Give every line from the entries that contains "hits".

_ _ _ _ _ _ _

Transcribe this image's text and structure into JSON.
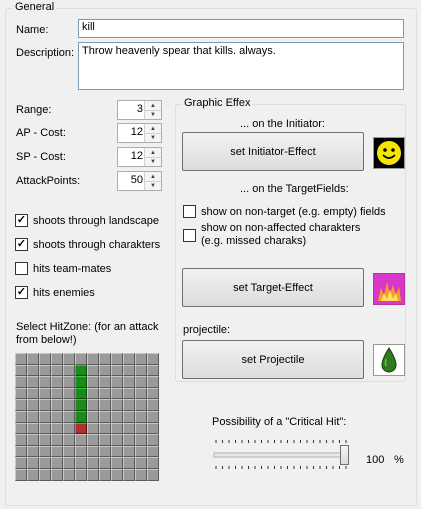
{
  "general": {
    "legend": "General",
    "name_label": "Name:",
    "name_value": "kill",
    "description_label": "Description:",
    "description_value": "Throw heavenly spear that kills. always."
  },
  "stats": {
    "range_label": "Range:",
    "range_value": "3",
    "ap_label": "AP - Cost:",
    "ap_value": "12",
    "sp_label": "SP - Cost:",
    "sp_value": "12",
    "attack_label": "AttackPoints:",
    "attack_value": "50"
  },
  "options": [
    {
      "label": "shoots through landscape",
      "checked": true
    },
    {
      "label": "shoots through charakters",
      "checked": true
    },
    {
      "label": "hits team-mates",
      "checked": false
    },
    {
      "label": "hits enemies",
      "checked": true
    }
  ],
  "hitzone": {
    "label": "Select HitZone: (for an attack from below!)"
  },
  "effex": {
    "legend": "Graphic Effex",
    "initiator_heading": "... on the Initiator:",
    "initiator_button": "set Initiator-Effect",
    "target_heading": "... on the TargetFields:",
    "nontarget_label": "show on non-target (e.g. empty) fields",
    "nonaffected_label": "show on non-affected charakters (e.g. missed charaks)",
    "target_button": "set Target-Effect",
    "projectile_label": "projectile:",
    "projectile_button": "set Projectile",
    "initiator_icon": "smiley-face-icon",
    "target_icon": "flame-icon",
    "projectile_icon": "green-drop-icon"
  },
  "critical": {
    "label": "Possibility of a \"Critical Hit\":",
    "value": "100",
    "unit": "%",
    "fraction": 1.0
  }
}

_ _ _ _ _ _ _

> Response:
      "label": "hits team-mates",
      "label": "hits enemies",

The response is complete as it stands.